Recorded data:
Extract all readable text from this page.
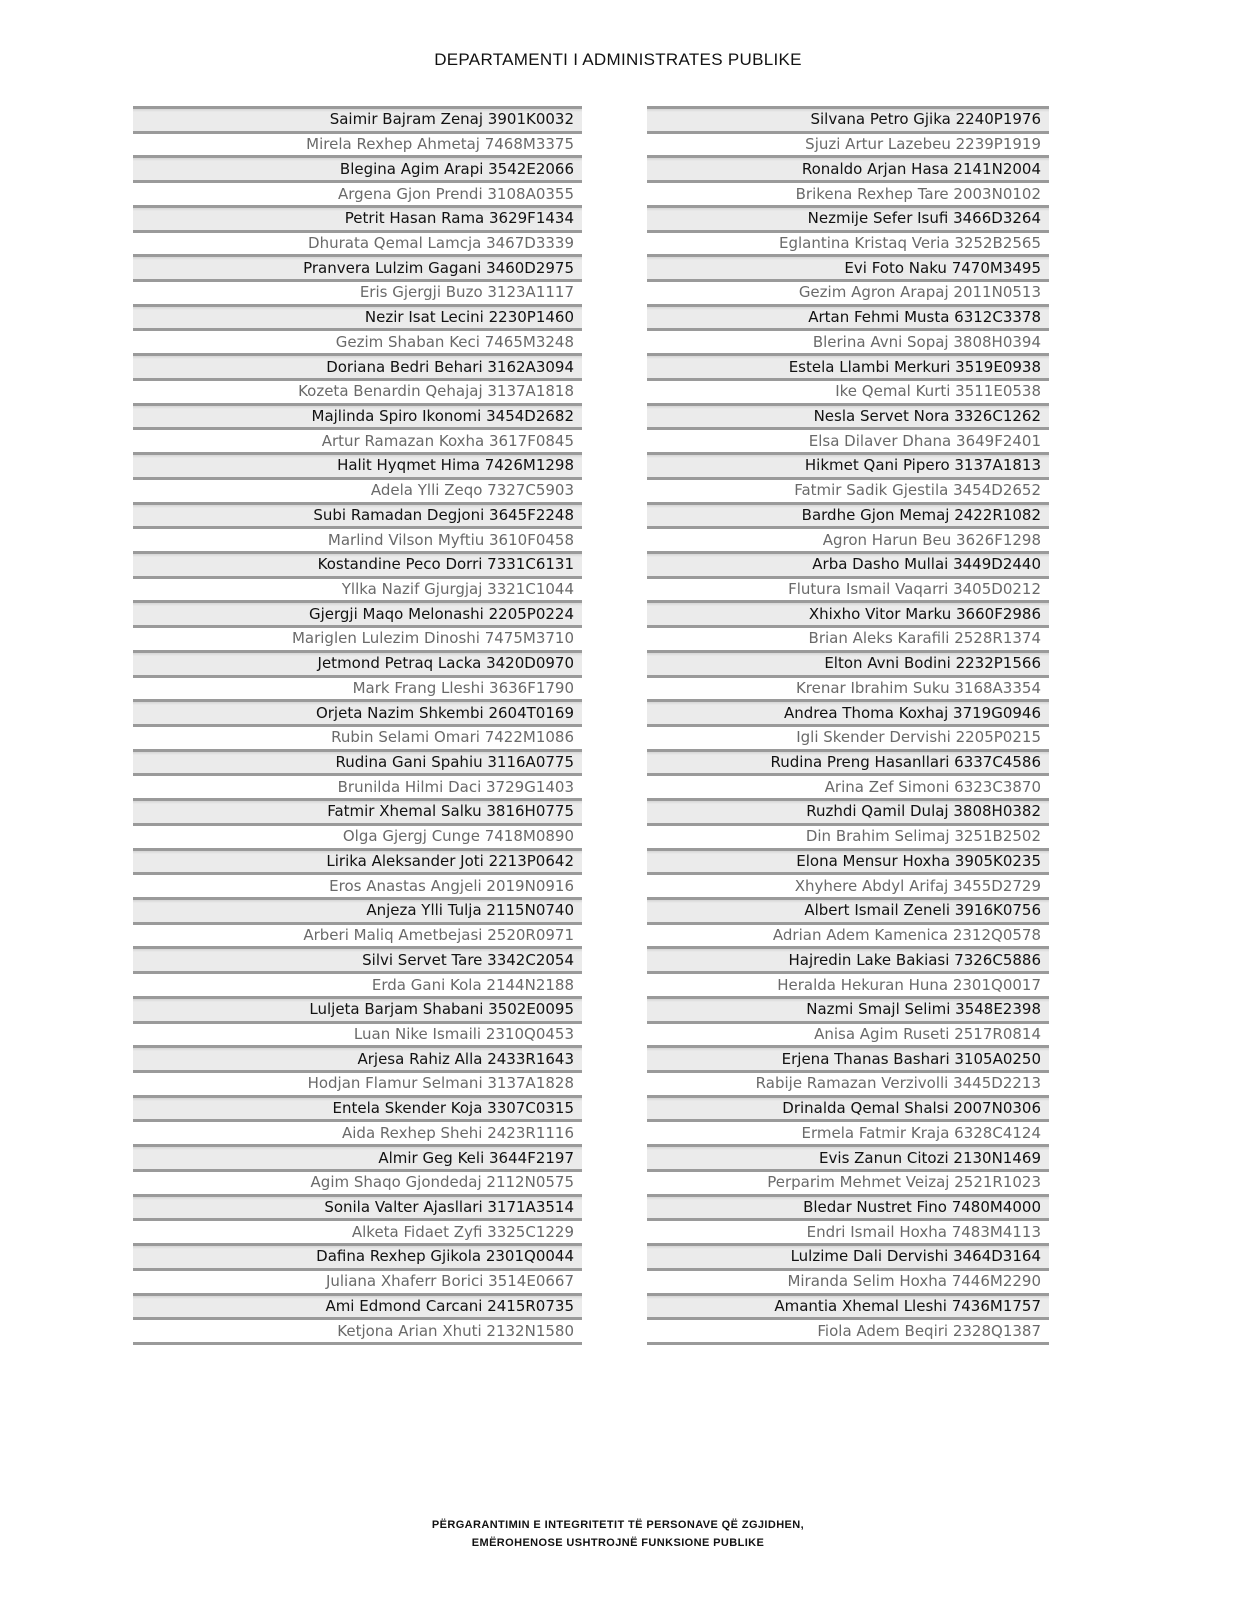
DEPARTAMENTI I ADMINISTRATES PUBLIKE
Saimir Bajram Zenaj 3901K0032
Mirela Rexhep Ahmetaj 7468M3375
Blegina Agim Arapi 3542E2066
Argena Gjon Prendi 3108A0355
Petrit Hasan Rama 3629F1434
Dhurata Qemal Lamcja 3467D3339
Pranvera Lulzim Gagani 3460D2975
Eris Gjergji Buzo 3123A1117
Nezir Isat Lecini 2230P1460
Gezim Shaban Keci 7465M3248
Doriana Bedri Behari 3162A3094
Kozeta Benardin Qehajaj 3137A1818
Majlinda Spiro Ikonomi 3454D2682
Artur Ramazan Koxha 3617F0845
Halit Hyqmet Hima 7426M1298
Adela Ylli Zeqo 7327C5903
Subi Ramadan Degjoni 3645F2248
Marlind Vilson Myftiu 3610F0458
Kostandine Peco Dorri 7331C6131
Yllka Nazif Gjurgjaj 3321C1044
Gjergji Maqo Melonashi 2205P0224
Mariglen Lulezim Dinoshi 7475M3710
Jetmond Petraq Lacka 3420D0970
Mark Frang Lleshi 3636F1790
Orjeta Nazim Shkembi 2604T0169
Rubin Selami Omari 7422M1086
Rudina Gani Spahiu 3116A0775
Brunilda Hilmi Daci 3729G1403
Fatmir Xhemal Salku 3816H0775
Olga Gjergj Cunge 7418M0890
Lirika Aleksander Joti 2213P0642
Eros Anastas Angjeli 2019N0916
Anjeza Ylli Tulja 2115N0740
Arberi Maliq Ametbejasi 2520R0971
Silvi Servet Tare 3342C2054
Erda Gani Kola 2144N2188
Luljeta Barjam Shabani 3502E0095
Luan Nike Ismaili 2310Q0453
Arjesa Rahiz Alla 2433R1643
Hodjan Flamur Selmani 3137A1828
Entela Skender Koja 3307C0315
Aida Rexhep Shehi 2423R1116
Almir Geg Keli 3644F2197
Agim Shaqo Gjondedaj 2112N0575
Sonila Valter Ajasllari 3171A3514
Alketa Fidaet Zyfi 3325C1229
Dafina Rexhep Gjikola 2301Q0044
Juliana Xhaferr Borici 3514E0667
Ami Edmond Carcani 2415R0735
Ketjona Arian Xhuti 2132N1580
Silvana Petro Gjika 2240P1976
Sjuzi Artur Lazebeu 2239P1919
Ronaldo Arjan Hasa 2141N2004
Brikena Rexhep Tare 2003N0102
Nezmije Sefer Isufi 3466D3264
Eglantina Kristaq Veria 3252B2565
Evi Foto Naku 7470M3495
Gezim Agron Arapaj 2011N0513
Artan Fehmi Musta 6312C3378
Blerina Avni Sopaj 3808H0394
Estela Llambi Merkuri 3519E0938
Ike Qemal Kurti 3511E0538
Nesla Servet Nora 3326C1262
Elsa Dilaver Dhana 3649F2401
Hikmet Qani Pipero 3137A1813
Fatmir Sadik Gjestila 3454D2652
Bardhe Gjon Memaj 2422R1082
Agron Harun Beu 3626F1298
Arba Dasho Mullai 3449D2440
Flutura Ismail Vaqarri 3405D0212
Xhixho Vitor Marku 3660F2986
Brian Aleks Karafili 2528R1374
Elton Avni Bodini 2232P1566
Krenar Ibrahim Suku 3168A3354
Andrea Thoma Koxhaj 3719G0946
Igli Skender Dervishi 2205P0215
Rudina Preng Hasanllari 6337C4586
Arina Zef Simoni 6323C3870
Ruzhdi Qamil Dulaj 3808H0382
Din Brahim Selimaj 3251B2502
Elona Mensur Hoxha 3905K0235
Xhyhere Abdyl Arifaj 3455D2729
Albert Ismail Zeneli 3916K0756
Adrian Adem Kamenica 2312Q0578
Hajredin Lake Bakiasi 7326C5886
Heralda Hekuran Huna 2301Q0017
Nazmi Smajl Selimi 3548E2398
Anisa Agim Ruseti 2517R0814
Erjena Thanas Bashari 3105A0250
Rabije Ramazan Verzivolli 3445D2213
Drinalda Qemal Shalsi 2007N0306
Ermela Fatmir Kraja 6328C4124
Evis Zanun Citozi 2130N1469
Perparim Mehmet Veizaj 2521R1023
Bledar Nustret Fino 7480M4000
Endri Ismail Hoxha 7483M4113
Lulzime Dali Dervishi 3464D3164
Miranda Selim Hoxha 7446M2290
Amantia Xhemal Lleshi 7436M1757
Fiola Adem Beqiri 2328Q1387
PËRGARANTIMIN E INTEGRITETIT TË PERSONAVE QË ZGJIDHEN,
EMËROHENOSE USHTROJNË FUNKSIONE PUBLIKE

Exercise objective: Retype each record exactly as it stands, but do not include the pictures.

Output below:
Extract all readable text from this page.
DEPARTAMENTI I ADMINISTRATES PUBLIKE
Saimir Bajram Zenaj 3901K0032
Mirela Rexhep Ahmetaj 7468M3375
Blegina Agim Arapi 3542E2066
Argena Gjon Prendi 3108A0355
Petrit Hasan Rama 3629F1434
Dhurata Qemal Lamcja 3467D3339
Pranvera Lulzim Gagani 3460D2975
Eris Gjergji Buzo 3123A1117
Nezir Isat Lecini 2230P1460
Gezim Shaban Keci 7465M3248
Doriana Bedri Behari 3162A3094
Kozeta Benardin Qehajaj 3137A1818
Majlinda Spiro Ikonomi 3454D2682
Artur Ramazan Koxha 3617F0845
Halit Hyqmet Hima 7426M1298
Adela Ylli Zeqo 7327C5903
Subi Ramadan Degjoni 3645F2248
Marlind Vilson Myftiu 3610F0458
Kostandine Peco Dorri 7331C6131
Yllka Nazif Gjurgjaj 3321C1044
Gjergji Maqo Melonashi 2205P0224
Mariglen Lulezim Dinoshi 7475M3710
Jetmond Petraq Lacka 3420D0970
Mark Frang Lleshi 3636F1790
Orjeta Nazim Shkembi 2604T0169
Rubin Selami Omari 7422M1086
Rudina Gani Spahiu 3116A0775
Brunilda Hilmi Daci 3729G1403
Fatmir Xhemal Salku 3816H0775
Olga Gjergj Cunge 7418M0890
Lirika Aleksander Joti 2213P0642
Eros Anastas Angjeli 2019N0916
Anjeza Ylli Tulja 2115N0740
Arberi Maliq Ametbejasi 2520R0971
Silvi Servet Tare 3342C2054
Erda Gani Kola 2144N2188
Luljeta Barjam Shabani 3502E0095
Luan Nike Ismaili 2310Q0453
Arjesa Rahiz Alla 2433R1643
Hodjan Flamur Selmani 3137A1828
Entela Skender Koja 3307C0315
Aida Rexhep Shehi 2423R1116
Almir Geg Keli 3644F2197
Agim Shaqo Gjondedaj 2112N0575
Sonila Valter Ajasllari 3171A3514
Alketa Fidaet Zyfi 3325C1229
Dafina Rexhep Gjikola 2301Q0044
Juliana Xhaferr Borici 3514E0667
Ami Edmond Carcani 2415R0735
Ketjona Arian Xhuti 2132N1580
Silvana Petro Gjika 2240P1976
Sjuzi Artur Lazebeu 2239P1919
Ronaldo Arjan Hasa 2141N2004
Brikena Rexhep Tare 2003N0102
Nezmije Sefer Isufi 3466D3264
Eglantina Kristaq Veria 3252B2565
Evi Foto Naku 7470M3495
Gezim Agron Arapaj 2011N0513
Artan Fehmi Musta 6312C3378
Blerina Avni Sopaj 3808H0394
Estela Llambi Merkuri 3519E0938
Ike Qemal Kurti 3511E0538
Nesla Servet Nora 3326C1262
Elsa Dilaver Dhana 3649F2401
Hikmet Qani Pipero 3137A1813
Fatmir Sadik Gjestila 3454D2652
Bardhe Gjon Memaj 2422R1082
Agron Harun Beu 3626F1298
Arba Dasho Mullai 3449D2440
Flutura Ismail Vaqarri 3405D0212
Xhixho Vitor Marku 3660F2986
Brian Aleks Karafili 2528R1374
Elton Avni Bodini 2232P1566
Krenar Ibrahim Suku 3168A3354
Andrea Thoma Koxhaj 3719G0946
Igli Skender Dervishi 2205P0215
Rudina Preng Hasanllari 6337C4586
Arina Zef Simoni 6323C3870
Ruzhdi Qamil Dulaj 3808H0382
Din Brahim Selimaj 3251B2502
Elona Mensur Hoxha 3905K0235
Xhyhere Abdyl Arifaj 3455D2729
Albert Ismail Zeneli 3916K0756
Adrian Adem Kamenica 2312Q0578
Hajredin Lake Bakiasi 7326C5886
Heralda Hekuran Huna 2301Q0017
Nazmi Smajl Selimi 3548E2398
Anisa Agim Ruseti 2517R0814
Erjena Thanas Bashari 3105A0250
Rabije Ramazan Verzivolli 3445D2213
Drinalda Qemal Shalsi 2007N0306
Ermela Fatmir Kraja 6328C4124
Evis Zanun Citozi 2130N1469
Perparim Mehmet Veizaj 2521R1023
Bledar Nustret Fino 7480M4000
Endri Ismail Hoxha 7483M4113
Lulzime Dali Dervishi 3464D3164
Miranda Selim Hoxha 7446M2290
Amantia Xhemal Lleshi 7436M1757
Fiola Adem Beqiri 2328Q1387
PËRGARANTIMIN E INTEGRITETIT TË PERSONAVE QË ZGJIDHEN,
EMËROHENOSE USHTROJNË FUNKSIONE PUBLIKE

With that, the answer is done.